* **EXERCISE AIM**: Each entry needs to be restated exactly as written.

* **RECORD EXTRACTS**:
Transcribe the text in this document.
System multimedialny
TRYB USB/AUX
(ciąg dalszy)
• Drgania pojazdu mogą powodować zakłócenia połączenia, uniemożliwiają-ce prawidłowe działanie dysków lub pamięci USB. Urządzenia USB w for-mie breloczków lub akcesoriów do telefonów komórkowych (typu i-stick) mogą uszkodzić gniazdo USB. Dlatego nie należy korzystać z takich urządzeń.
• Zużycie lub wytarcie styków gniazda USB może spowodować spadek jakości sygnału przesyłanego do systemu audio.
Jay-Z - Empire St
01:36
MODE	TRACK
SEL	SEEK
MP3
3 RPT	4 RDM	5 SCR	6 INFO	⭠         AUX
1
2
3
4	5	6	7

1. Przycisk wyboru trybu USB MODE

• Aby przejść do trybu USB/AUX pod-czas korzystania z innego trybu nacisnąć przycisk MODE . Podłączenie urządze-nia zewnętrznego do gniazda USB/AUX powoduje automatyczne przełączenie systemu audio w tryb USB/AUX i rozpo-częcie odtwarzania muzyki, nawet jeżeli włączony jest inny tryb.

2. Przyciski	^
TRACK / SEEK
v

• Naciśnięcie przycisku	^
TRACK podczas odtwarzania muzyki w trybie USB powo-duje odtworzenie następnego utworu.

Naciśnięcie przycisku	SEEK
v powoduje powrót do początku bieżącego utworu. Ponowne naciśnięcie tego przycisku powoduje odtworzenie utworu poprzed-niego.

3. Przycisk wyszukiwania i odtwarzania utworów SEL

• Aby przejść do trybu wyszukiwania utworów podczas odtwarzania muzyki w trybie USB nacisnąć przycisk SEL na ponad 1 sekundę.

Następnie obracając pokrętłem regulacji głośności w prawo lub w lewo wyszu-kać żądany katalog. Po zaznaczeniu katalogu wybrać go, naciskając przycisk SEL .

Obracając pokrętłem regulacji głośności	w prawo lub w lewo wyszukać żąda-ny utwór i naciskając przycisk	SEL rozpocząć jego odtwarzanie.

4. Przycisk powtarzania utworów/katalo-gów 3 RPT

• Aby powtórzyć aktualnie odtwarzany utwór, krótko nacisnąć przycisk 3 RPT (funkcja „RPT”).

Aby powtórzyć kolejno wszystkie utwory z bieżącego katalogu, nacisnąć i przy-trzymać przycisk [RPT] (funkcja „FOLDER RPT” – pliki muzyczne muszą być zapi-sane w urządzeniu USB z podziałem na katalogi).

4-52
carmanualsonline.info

* **TASK OUTPUT**:
Transcribe the text in this document.
System multimedialny
TRYB USB/AUX
(ciąg dalszy)
• Drgania pojazdu mogą powodować zakłócenia połączenia, uniemożliwiają-ce prawidłowe działanie dysków lub pamięci USB. Urządzenia USB w for-mie breloczków lub akcesoriów do telefonów komórkowych (typu i-stick) mogą uszkodzić gniazdo USB. Dlatego nie należy korzystać z takich urządzeń.
• Zużycie lub wytarcie styków gniazda USB może spowodować spadek jakości sygnału przesyłanego do systemu audio.
Jay-Z - Empire St
01:36
MODE	TRACK
SEL	SEEK
MP3
3 RPT	4 RDM	5 SCR	6 INFO	⭠         AUX
1
2
3
4	5	6	7

1. Przycisk wyboru trybu USB MODE

• Aby przejść do trybu USB/AUX pod-czas korzystania z innego trybu nacisnąć przycisk MODE . Podłączenie urządze-nia zewnętrznego do gniazda USB/AUX powoduje automatyczne przełączenie systemu audio w tryb USB/AUX i rozpo-częcie odtwarzania muzyki, nawet jeżeli włączony jest inny tryb.

2. Przyciski	^
TRACK / SEEK
v

• Naciśnięcie przycisku	^
TRACK podczas odtwarzania muzyki w trybie USB powo-duje odtworzenie następnego utworu.

Naciśnięcie przycisku	SEEK
v powoduje powrót do początku bieżącego utworu. Ponowne naciśnięcie tego przycisku powoduje odtworzenie utworu poprzed-niego.

3. Przycisk wyszukiwania i odtwarzania utworów SEL

• Aby przejść do trybu wyszukiwania utworów podczas odtwarzania muzyki w trybie USB nacisnąć przycisk SEL na ponad 1 sekundę.

Następnie obracając pokrętłem regulacji głośności w prawo lub w lewo wyszu-kać żądany katalog. Po zaznaczeniu katalogu wybrać go, naciskając przycisk SEL .

Obracając pokrętłem regulacji głośności	w prawo lub w lewo wyszukać żąda-ny utwór i naciskając przycisk	SEL rozpocząć jego odtwarzanie.

4. Przycisk powtarzania utworów/katalo-gów 3 RPT

• Aby powtórzyć aktualnie odtwarzany utwór, krótko nacisnąć przycisk 3 RPT (funkcja „RPT”).

Aby powtórzyć kolejno wszystkie utwory z bieżącego katalogu, nacisnąć i przy-trzymać przycisk [RPT] (funkcja „FOLDER RPT” – pliki muzyczne muszą być zapi-sane w urządzeniu USB z podziałem na katalogi).

4-52
carmanualsonline.info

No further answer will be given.